Exercise brief - Copy out the listing that follows, exactly, without its pictures.

Material provided -
——————————

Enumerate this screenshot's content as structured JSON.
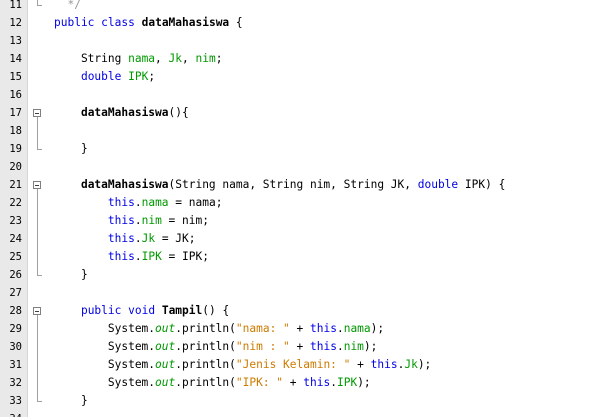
{
  "editor": {
    "lines": [
      {
        "no": "11",
        "tokens": [
          {
            "t": "  */",
            "c": "cmt"
          }
        ]
      },
      {
        "no": "12",
        "tokens": [
          {
            "t": "public",
            "c": "kw"
          },
          {
            "t": " "
          },
          {
            "t": "class",
            "c": "kw"
          },
          {
            "t": " "
          },
          {
            "t": "dataMahasiswa",
            "c": "bold"
          },
          {
            "t": " {"
          }
        ]
      },
      {
        "no": "13",
        "tokens": []
      },
      {
        "no": "14",
        "tokens": [
          {
            "t": "    String "
          },
          {
            "t": "nama",
            "c": "fld"
          },
          {
            "t": ", "
          },
          {
            "t": "Jk",
            "c": "fld"
          },
          {
            "t": ", "
          },
          {
            "t": "nim",
            "c": "fld"
          },
          {
            "t": ";"
          }
        ]
      },
      {
        "no": "15",
        "tokens": [
          {
            "t": "    "
          },
          {
            "t": "double",
            "c": "kw"
          },
          {
            "t": " "
          },
          {
            "t": "IPK",
            "c": "fld"
          },
          {
            "t": ";"
          }
        ]
      },
      {
        "no": "16",
        "tokens": []
      },
      {
        "no": "17",
        "tokens": [
          {
            "t": "    "
          },
          {
            "t": "dataMahasiswa",
            "c": "bold"
          },
          {
            "t": "(){"
          }
        ]
      },
      {
        "no": "18",
        "tokens": []
      },
      {
        "no": "19",
        "tokens": [
          {
            "t": "    }"
          }
        ]
      },
      {
        "no": "20",
        "tokens": []
      },
      {
        "no": "21",
        "tokens": [
          {
            "t": "    "
          },
          {
            "t": "dataMahasiswa",
            "c": "bold"
          },
          {
            "t": "(String nama, String nim, String JK, "
          },
          {
            "t": "double",
            "c": "kw"
          },
          {
            "t": " IPK) {"
          }
        ]
      },
      {
        "no": "22",
        "tokens": [
          {
            "t": "        "
          },
          {
            "t": "this",
            "c": "kw"
          },
          {
            "t": "."
          },
          {
            "t": "nama",
            "c": "fld"
          },
          {
            "t": " = nama;"
          }
        ]
      },
      {
        "no": "23",
        "tokens": [
          {
            "t": "        "
          },
          {
            "t": "this",
            "c": "kw"
          },
          {
            "t": "."
          },
          {
            "t": "nim",
            "c": "fld"
          },
          {
            "t": " = nim;"
          }
        ]
      },
      {
        "no": "24",
        "tokens": [
          {
            "t": "        "
          },
          {
            "t": "this",
            "c": "kw"
          },
          {
            "t": "."
          },
          {
            "t": "Jk",
            "c": "fld"
          },
          {
            "t": " = JK;"
          }
        ]
      },
      {
        "no": "25",
        "tokens": [
          {
            "t": "        "
          },
          {
            "t": "this",
            "c": "kw"
          },
          {
            "t": "."
          },
          {
            "t": "IPK",
            "c": "fld"
          },
          {
            "t": " = IPK;"
          }
        ]
      },
      {
        "no": "26",
        "tokens": [
          {
            "t": "    }"
          }
        ]
      },
      {
        "no": "27",
        "tokens": []
      },
      {
        "no": "28",
        "tokens": [
          {
            "t": "    "
          },
          {
            "t": "public",
            "c": "kw"
          },
          {
            "t": " "
          },
          {
            "t": "void",
            "c": "kw"
          },
          {
            "t": " "
          },
          {
            "t": "Tampil",
            "c": "bold"
          },
          {
            "t": "() {"
          }
        ]
      },
      {
        "no": "29",
        "tokens": [
          {
            "t": "        System."
          },
          {
            "t": "out",
            "c": "sfld"
          },
          {
            "t": ".println("
          },
          {
            "t": "\"nama: \"",
            "c": "str"
          },
          {
            "t": " + "
          },
          {
            "t": "this",
            "c": "kw"
          },
          {
            "t": "."
          },
          {
            "t": "nama",
            "c": "fld"
          },
          {
            "t": ");"
          }
        ]
      },
      {
        "no": "30",
        "tokens": [
          {
            "t": "        System."
          },
          {
            "t": "out",
            "c": "sfld"
          },
          {
            "t": ".println("
          },
          {
            "t": "\"nim : \"",
            "c": "str"
          },
          {
            "t": " + "
          },
          {
            "t": "this",
            "c": "kw"
          },
          {
            "t": "."
          },
          {
            "t": "nim",
            "c": "fld"
          },
          {
            "t": ");"
          }
        ]
      },
      {
        "no": "31",
        "tokens": [
          {
            "t": "        System."
          },
          {
            "t": "out",
            "c": "sfld"
          },
          {
            "t": ".println("
          },
          {
            "t": "\"Jenis Kelamin: \"",
            "c": "str"
          },
          {
            "t": " + "
          },
          {
            "t": "this",
            "c": "kw"
          },
          {
            "t": "."
          },
          {
            "t": "Jk",
            "c": "fld"
          },
          {
            "t": ");"
          }
        ]
      },
      {
        "no": "32",
        "tokens": [
          {
            "t": "        System."
          },
          {
            "t": "out",
            "c": "sfld"
          },
          {
            "t": ".println("
          },
          {
            "t": "\"IPK: \"",
            "c": "str"
          },
          {
            "t": " + "
          },
          {
            "t": "this",
            "c": "kw"
          },
          {
            "t": "."
          },
          {
            "t": "IPK",
            "c": "fld"
          },
          {
            "t": ");"
          }
        ]
      },
      {
        "no": "33",
        "tokens": [
          {
            "t": "    }"
          }
        ]
      },
      {
        "no": "34",
        "tokens": []
      }
    ],
    "colors": {
      "keyword": "#0000e6",
      "string": "#ce7b00",
      "field": "#009900",
      "comment": "#969696",
      "gutter": "#e9e9e9"
    },
    "folds": [
      {
        "start": "17",
        "end": "19"
      },
      {
        "start": "21",
        "end": "26"
      },
      {
        "start": "28",
        "end": "33"
      }
    ]
  }
}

——————————

Solution to this problem -
Enumerate this screenshot's content as structured JSON.
{
  "editor": {
    "lines": [
      {
        "no": "11",
        "tokens": [
          {
            "t": "  */",
            "c": "cmt"
          }
        ]
      },
      {
        "no": "12",
        "tokens": [
          {
            "t": "public",
            "c": "kw"
          },
          {
            "t": " "
          },
          {
            "t": "class",
            "c": "kw"
          },
          {
            "t": " "
          },
          {
            "t": "dataMahasiswa",
            "c": "bold"
          },
          {
            "t": " {"
          }
        ]
      },
      {
        "no": "13",
        "tokens": []
      },
      {
        "no": "14",
        "tokens": [
          {
            "t": "    String "
          },
          {
            "t": "nama",
            "c": "fld"
          },
          {
            "t": ", "
          },
          {
            "t": "Jk",
            "c": "fld"
          },
          {
            "t": ", "
          },
          {
            "t": "nim",
            "c": "fld"
          },
          {
            "t": ";"
          }
        ]
      },
      {
        "no": "15",
        "tokens": [
          {
            "t": "    "
          },
          {
            "t": "double",
            "c": "kw"
          },
          {
            "t": " "
          },
          {
            "t": "IPK",
            "c": "fld"
          },
          {
            "t": ";"
          }
        ]
      },
      {
        "no": "16",
        "tokens": []
      },
      {
        "no": "17",
        "tokens": [
          {
            "t": "    "
          },
          {
            "t": "dataMahasiswa",
            "c": "bold"
          },
          {
            "t": "(){"
          }
        ]
      },
      {
        "no": "18",
        "tokens": []
      },
      {
        "no": "19",
        "tokens": [
          {
            "t": "    }"
          }
        ]
      },
      {
        "no": "20",
        "tokens": []
      },
      {
        "no": "21",
        "tokens": [
          {
            "t": "    "
          },
          {
            "t": "dataMahasiswa",
            "c": "bold"
          },
          {
            "t": "(String nama, String nim, String JK, "
          },
          {
            "t": "double",
            "c": "kw"
          },
          {
            "t": " IPK) {"
          }
        ]
      },
      {
        "no": "22",
        "tokens": [
          {
            "t": "        "
          },
          {
            "t": "this",
            "c": "kw"
          },
          {
            "t": "."
          },
          {
            "t": "nama",
            "c": "fld"
          },
          {
            "t": " = nama;"
          }
        ]
      },
      {
        "no": "23",
        "tokens": [
          {
            "t": "        "
          },
          {
            "t": "this",
            "c": "kw"
          },
          {
            "t": "."
          },
          {
            "t": "nim",
            "c": "fld"
          },
          {
            "t": " = nim;"
          }
        ]
      },
      {
        "no": "24",
        "tokens": [
          {
            "t": "        "
          },
          {
            "t": "this",
            "c": "kw"
          },
          {
            "t": "."
          },
          {
            "t": "Jk",
            "c": "fld"
          },
          {
            "t": " = JK;"
          }
        ]
      },
      {
        "no": "25",
        "tokens": [
          {
            "t": "        "
          },
          {
            "t": "this",
            "c": "kw"
          },
          {
            "t": "."
          },
          {
            "t": "IPK",
            "c": "fld"
          },
          {
            "t": " = IPK;"
          }
        ]
      },
      {
        "no": "26",
        "tokens": [
          {
            "t": "    }"
          }
        ]
      },
      {
        "no": "27",
        "tokens": []
      },
      {
        "no": "28",
        "tokens": [
          {
            "t": "    "
          },
          {
            "t": "public",
            "c": "kw"
          },
          {
            "t": " "
          },
          {
            "t": "void",
            "c": "kw"
          },
          {
            "t": " "
          },
          {
            "t": "Tampil",
            "c": "bold"
          },
          {
            "t": "() {"
          }
        ]
      },
      {
        "no": "29",
        "tokens": [
          {
            "t": "        System."
          },
          {
            "t": "out",
            "c": "sfld"
          },
          {
            "t": ".println("
          },
          {
            "t": "\"nama: \"",
            "c": "str"
          },
          {
            "t": " + "
          },
          {
            "t": "this",
            "c": "kw"
          },
          {
            "t": "."
          },
          {
            "t": "nama",
            "c": "fld"
          },
          {
            "t": ");"
          }
        ]
      },
      {
        "no": "30",
        "tokens": [
          {
            "t": "        System."
          },
          {
            "t": "out",
            "c": "sfld"
          },
          {
            "t": ".println("
          },
          {
            "t": "\"nim : \"",
            "c": "str"
          },
          {
            "t": " + "
          },
          {
            "t": "this",
            "c": "kw"
          },
          {
            "t": "."
          },
          {
            "t": "nim",
            "c": "fld"
          },
          {
            "t": ");"
          }
        ]
      },
      {
        "no": "31",
        "tokens": [
          {
            "t": "        System."
          },
          {
            "t": "out",
            "c": "sfld"
          },
          {
            "t": ".println("
          },
          {
            "t": "\"Jenis Kelamin: \"",
            "c": "str"
          },
          {
            "t": " + "
          },
          {
            "t": "this",
            "c": "kw"
          },
          {
            "t": "."
          },
          {
            "t": "Jk",
            "c": "fld"
          },
          {
            "t": ");"
          }
        ]
      },
      {
        "no": "32",
        "tokens": [
          {
            "t": "        System."
          },
          {
            "t": "out",
            "c": "sfld"
          },
          {
            "t": ".println("
          },
          {
            "t": "\"IPK: \"",
            "c": "str"
          },
          {
            "t": " + "
          },
          {
            "t": "this",
            "c": "kw"
          },
          {
            "t": "."
          },
          {
            "t": "IPK",
            "c": "fld"
          },
          {
            "t": ");"
          }
        ]
      },
      {
        "no": "33",
        "tokens": [
          {
            "t": "    }"
          }
        ]
      },
      {
        "no": "34",
        "tokens": []
      }
    ],
    "colors": {
      "keyword": "#0000e6",
      "string": "#ce7b00",
      "field": "#009900",
      "comment": "#969696",
      "gutter": "#e9e9e9"
    },
    "folds": [
      {
        "start": "17",
        "end": "19"
      },
      {
        "start": "21",
        "end": "26"
      },
      {
        "start": "28",
        "end": "33"
      }
    ]
  }
}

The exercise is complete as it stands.